--- GIVEN DATA ---
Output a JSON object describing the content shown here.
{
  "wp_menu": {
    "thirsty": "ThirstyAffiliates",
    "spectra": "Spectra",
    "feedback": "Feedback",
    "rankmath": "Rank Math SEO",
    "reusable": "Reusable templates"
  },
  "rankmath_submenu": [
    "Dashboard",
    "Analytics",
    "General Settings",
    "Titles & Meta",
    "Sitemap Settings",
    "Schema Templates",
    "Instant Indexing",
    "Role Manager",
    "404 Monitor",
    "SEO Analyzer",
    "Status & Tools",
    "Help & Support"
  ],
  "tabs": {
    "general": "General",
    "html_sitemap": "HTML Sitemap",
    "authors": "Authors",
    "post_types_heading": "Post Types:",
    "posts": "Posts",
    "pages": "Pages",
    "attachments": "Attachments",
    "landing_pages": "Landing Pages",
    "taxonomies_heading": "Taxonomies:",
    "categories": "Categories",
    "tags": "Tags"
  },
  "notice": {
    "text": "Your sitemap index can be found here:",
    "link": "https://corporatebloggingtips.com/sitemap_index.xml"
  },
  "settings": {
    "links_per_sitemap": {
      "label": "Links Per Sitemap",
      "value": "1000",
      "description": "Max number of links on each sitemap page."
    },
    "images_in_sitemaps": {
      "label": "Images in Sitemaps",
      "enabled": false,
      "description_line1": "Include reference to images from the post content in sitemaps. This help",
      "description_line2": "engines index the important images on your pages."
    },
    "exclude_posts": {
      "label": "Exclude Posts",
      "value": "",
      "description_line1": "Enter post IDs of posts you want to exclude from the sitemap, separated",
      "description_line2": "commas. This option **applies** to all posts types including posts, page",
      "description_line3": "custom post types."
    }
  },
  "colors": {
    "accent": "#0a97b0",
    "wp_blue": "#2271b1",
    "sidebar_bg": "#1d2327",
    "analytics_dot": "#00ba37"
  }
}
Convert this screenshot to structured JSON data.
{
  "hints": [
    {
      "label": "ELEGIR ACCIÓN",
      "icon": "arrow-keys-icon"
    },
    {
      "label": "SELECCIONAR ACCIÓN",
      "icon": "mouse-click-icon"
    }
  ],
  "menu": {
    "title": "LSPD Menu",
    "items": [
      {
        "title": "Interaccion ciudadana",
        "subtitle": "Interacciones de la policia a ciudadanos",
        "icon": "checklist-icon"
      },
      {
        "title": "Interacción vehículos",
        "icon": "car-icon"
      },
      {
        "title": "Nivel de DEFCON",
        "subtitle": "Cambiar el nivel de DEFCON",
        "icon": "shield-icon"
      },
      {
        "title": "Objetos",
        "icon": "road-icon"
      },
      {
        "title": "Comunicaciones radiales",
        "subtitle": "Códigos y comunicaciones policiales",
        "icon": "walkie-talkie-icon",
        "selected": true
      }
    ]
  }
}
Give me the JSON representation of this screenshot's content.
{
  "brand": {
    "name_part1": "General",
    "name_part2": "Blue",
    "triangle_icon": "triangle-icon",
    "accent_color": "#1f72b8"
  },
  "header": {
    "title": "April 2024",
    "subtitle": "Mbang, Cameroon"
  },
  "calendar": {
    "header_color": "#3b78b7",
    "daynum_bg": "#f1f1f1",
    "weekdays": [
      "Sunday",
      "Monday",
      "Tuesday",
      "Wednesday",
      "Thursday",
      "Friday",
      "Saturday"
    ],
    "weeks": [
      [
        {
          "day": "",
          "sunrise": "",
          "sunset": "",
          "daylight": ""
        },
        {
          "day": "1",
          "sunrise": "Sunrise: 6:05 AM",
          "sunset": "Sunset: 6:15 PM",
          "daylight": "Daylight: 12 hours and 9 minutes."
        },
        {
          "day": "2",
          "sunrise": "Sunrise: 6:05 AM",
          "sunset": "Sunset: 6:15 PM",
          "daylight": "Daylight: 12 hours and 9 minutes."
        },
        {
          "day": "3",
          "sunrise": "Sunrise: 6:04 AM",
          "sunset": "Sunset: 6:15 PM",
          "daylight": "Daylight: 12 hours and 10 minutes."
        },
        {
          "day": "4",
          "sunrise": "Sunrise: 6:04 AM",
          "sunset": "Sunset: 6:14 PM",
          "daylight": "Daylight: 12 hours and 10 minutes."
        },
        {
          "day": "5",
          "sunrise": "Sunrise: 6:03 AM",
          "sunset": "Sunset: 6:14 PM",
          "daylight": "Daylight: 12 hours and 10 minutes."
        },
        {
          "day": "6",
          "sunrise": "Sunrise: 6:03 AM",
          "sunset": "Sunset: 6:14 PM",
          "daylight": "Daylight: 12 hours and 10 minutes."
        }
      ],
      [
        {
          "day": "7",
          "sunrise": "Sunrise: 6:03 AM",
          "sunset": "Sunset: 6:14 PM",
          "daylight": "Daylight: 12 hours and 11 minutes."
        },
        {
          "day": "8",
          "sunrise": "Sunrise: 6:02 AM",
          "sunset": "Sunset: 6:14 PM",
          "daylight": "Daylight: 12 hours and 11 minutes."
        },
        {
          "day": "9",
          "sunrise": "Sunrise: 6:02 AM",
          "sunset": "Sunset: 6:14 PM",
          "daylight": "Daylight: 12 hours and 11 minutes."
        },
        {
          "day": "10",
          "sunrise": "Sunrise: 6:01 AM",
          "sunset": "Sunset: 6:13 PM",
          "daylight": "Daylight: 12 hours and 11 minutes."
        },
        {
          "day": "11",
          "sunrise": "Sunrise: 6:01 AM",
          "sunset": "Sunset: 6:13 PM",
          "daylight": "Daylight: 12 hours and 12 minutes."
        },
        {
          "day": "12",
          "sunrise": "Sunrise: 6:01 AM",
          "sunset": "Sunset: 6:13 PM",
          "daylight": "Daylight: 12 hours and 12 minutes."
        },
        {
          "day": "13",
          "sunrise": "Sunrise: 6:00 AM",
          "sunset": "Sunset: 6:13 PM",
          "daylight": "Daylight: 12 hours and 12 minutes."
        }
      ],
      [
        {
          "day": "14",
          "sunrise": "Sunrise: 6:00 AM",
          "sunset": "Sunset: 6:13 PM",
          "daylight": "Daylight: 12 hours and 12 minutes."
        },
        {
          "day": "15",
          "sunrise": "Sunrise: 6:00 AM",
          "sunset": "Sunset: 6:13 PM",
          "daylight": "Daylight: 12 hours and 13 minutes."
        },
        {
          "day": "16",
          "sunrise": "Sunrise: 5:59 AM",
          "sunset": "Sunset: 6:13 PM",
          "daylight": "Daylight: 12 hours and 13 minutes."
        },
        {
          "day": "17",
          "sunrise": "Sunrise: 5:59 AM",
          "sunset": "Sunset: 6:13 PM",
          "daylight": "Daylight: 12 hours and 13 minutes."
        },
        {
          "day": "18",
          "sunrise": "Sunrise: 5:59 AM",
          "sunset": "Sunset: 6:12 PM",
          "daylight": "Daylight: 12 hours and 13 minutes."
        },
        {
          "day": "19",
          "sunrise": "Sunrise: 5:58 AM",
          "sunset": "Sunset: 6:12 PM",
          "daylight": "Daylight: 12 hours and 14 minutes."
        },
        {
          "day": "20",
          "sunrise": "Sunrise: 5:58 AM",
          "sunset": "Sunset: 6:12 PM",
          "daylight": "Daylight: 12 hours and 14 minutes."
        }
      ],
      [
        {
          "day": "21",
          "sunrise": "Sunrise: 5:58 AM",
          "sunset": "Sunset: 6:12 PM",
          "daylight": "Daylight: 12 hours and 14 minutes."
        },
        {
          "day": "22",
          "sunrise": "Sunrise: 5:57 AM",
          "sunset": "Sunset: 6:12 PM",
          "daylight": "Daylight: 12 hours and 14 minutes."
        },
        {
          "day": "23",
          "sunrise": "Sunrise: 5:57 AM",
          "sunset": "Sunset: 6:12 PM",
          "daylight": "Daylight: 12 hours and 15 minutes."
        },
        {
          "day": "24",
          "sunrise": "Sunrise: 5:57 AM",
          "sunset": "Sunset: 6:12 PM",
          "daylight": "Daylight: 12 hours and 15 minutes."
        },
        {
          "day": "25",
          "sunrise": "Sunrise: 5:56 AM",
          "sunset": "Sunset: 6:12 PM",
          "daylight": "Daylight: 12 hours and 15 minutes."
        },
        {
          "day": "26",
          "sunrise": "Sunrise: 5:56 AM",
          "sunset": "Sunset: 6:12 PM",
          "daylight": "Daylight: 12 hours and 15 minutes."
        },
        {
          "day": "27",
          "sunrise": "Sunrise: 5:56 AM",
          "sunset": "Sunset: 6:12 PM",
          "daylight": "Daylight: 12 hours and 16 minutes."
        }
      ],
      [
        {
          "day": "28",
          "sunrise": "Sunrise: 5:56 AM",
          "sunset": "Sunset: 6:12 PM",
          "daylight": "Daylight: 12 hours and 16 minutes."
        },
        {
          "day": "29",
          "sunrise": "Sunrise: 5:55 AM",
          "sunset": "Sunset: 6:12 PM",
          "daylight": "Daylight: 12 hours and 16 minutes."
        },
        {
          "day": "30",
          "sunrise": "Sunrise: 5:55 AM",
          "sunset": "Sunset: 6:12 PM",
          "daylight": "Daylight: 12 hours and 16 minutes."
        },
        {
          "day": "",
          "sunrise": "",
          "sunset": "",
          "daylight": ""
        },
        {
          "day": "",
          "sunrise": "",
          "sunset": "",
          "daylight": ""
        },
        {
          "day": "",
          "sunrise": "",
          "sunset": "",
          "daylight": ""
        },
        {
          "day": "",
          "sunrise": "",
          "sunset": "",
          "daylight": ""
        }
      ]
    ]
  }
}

--- SET TASK ---
Find out how many lines in the listing contain the string "JSON". Give the number alone.

--- RESPONSE TO THE TASK ---
3